→ GIVEN TASK:
Each entry should be quoted word for word, including every mark of punctuation.

→ A run of records:
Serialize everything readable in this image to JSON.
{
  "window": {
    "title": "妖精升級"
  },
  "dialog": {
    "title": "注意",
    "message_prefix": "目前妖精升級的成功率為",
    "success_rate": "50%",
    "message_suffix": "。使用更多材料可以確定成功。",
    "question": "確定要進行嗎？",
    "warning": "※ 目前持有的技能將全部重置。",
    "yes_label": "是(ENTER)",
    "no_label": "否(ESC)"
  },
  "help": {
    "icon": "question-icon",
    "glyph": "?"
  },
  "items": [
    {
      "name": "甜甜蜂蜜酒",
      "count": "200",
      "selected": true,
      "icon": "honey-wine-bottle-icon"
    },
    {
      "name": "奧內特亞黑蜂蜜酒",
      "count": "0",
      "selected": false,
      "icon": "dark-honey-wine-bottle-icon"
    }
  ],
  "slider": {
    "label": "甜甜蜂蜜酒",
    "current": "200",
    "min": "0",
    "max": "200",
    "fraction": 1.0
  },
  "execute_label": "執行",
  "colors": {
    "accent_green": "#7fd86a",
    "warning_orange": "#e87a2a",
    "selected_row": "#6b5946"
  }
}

→ SOLUTION BELOW:
Serialize everything readable in this image to JSON.
{
  "window": {
    "title": "妖精升級"
  },
  "dialog": {
    "title": "注意",
    "message_prefix": "目前妖精升級的成功率為",
    "success_rate": "50%",
    "message_suffix": "。使用更多材料可以確定成功。",
    "question": "確定要進行嗎？",
    "warning": "※ 目前持有的技能將全部重置。",
    "yes_label": "是(ENTER)",
    "no_label": "否(ESC)"
  },
  "help": {
    "icon": "question-icon",
    "glyph": "?"
  },
  "items": [
    {
      "name": "甜甜蜂蜜酒",
      "count": "200",
      "selected": true,
      "icon": "honey-wine-bottle-icon"
    },
    {
      "name": "奧內特亞黑蜂蜜酒",
      "count": "0",
      "selected": false,
      "icon": "dark-honey-wine-bottle-icon"
    }
  ],
  "slider": {
    "label": "甜甜蜂蜜酒",
    "current": "200",
    "min": "0",
    "max": "200",
    "fraction": 1.0
  },
  "execute_label": "執行",
  "colors": {
    "accent_green": "#7fd86a",
    "warning_orange": "#e87a2a",
    "selected_row": "#6b5946"
  }
}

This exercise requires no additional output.